- **TASK TO CARRY OUT**
Show all lines of the listing that hold the word "survey".

## BEGIN DATA SUPPLIED

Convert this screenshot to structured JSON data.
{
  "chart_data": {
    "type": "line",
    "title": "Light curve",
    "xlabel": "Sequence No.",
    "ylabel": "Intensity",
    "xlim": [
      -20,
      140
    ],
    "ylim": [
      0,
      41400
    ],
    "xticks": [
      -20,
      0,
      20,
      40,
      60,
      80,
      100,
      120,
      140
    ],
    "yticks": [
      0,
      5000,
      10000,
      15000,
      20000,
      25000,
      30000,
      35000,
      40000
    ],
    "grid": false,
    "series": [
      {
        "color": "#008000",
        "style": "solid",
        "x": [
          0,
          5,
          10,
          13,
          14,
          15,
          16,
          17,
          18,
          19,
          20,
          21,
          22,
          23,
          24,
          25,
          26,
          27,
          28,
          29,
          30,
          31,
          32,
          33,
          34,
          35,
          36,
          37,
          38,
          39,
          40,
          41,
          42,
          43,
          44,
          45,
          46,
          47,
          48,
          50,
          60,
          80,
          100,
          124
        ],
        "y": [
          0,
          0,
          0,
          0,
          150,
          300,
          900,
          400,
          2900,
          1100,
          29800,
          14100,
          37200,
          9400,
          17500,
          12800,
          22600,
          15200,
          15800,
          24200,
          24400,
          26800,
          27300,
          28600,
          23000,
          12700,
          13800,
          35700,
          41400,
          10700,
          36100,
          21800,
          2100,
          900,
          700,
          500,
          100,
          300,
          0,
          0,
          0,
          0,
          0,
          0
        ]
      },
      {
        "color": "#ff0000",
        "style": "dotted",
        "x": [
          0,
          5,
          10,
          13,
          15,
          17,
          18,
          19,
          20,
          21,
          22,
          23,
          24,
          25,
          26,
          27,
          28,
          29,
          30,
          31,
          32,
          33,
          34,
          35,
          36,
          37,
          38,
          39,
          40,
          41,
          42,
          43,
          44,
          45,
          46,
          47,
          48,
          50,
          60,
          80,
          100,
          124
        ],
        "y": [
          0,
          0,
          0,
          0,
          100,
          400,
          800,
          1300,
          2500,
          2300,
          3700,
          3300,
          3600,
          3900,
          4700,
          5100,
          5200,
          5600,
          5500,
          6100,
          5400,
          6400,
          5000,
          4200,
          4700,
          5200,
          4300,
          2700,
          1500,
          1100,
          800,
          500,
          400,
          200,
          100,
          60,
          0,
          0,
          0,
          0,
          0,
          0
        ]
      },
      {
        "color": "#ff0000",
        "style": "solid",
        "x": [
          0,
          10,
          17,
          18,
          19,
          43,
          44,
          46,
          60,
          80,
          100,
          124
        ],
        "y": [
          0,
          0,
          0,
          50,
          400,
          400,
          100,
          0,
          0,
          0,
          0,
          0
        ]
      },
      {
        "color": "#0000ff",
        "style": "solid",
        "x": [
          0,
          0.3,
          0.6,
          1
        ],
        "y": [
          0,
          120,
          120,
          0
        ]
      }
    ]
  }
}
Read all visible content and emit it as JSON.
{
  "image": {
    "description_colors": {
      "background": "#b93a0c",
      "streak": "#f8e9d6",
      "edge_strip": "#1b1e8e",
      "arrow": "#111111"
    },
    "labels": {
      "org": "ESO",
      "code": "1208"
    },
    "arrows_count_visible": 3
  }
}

## END DATA SUPPLIED
## BEGIN DATA SUPPLIED

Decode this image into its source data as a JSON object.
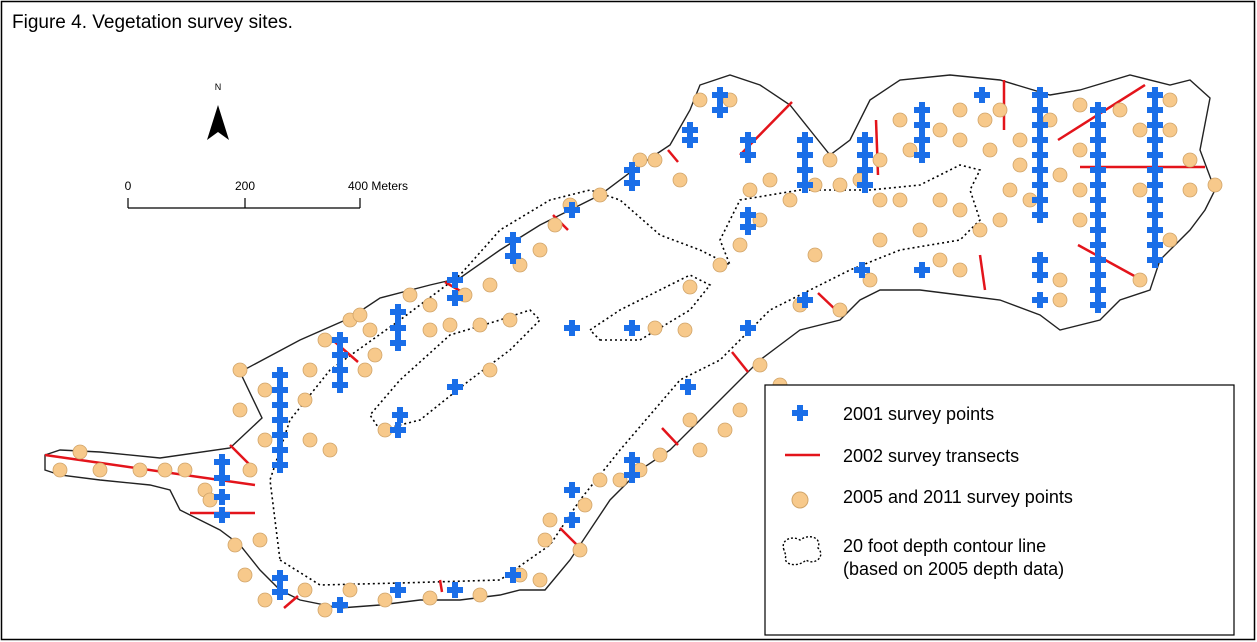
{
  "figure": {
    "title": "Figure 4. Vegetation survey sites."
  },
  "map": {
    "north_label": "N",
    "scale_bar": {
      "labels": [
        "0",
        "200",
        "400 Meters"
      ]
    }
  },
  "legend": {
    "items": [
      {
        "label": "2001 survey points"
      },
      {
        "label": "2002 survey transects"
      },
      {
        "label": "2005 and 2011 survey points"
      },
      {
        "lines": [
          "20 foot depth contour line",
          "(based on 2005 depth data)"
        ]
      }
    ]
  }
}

## END DATA SUPPLIED

- **ANSWER TO THIS PROBLEM**
    "title": "Figure 4. Vegetation survey sites."
        "label": "2001 survey points"
        "label": "2002 survey transects"
        "label": "2005 and 2011 survey points"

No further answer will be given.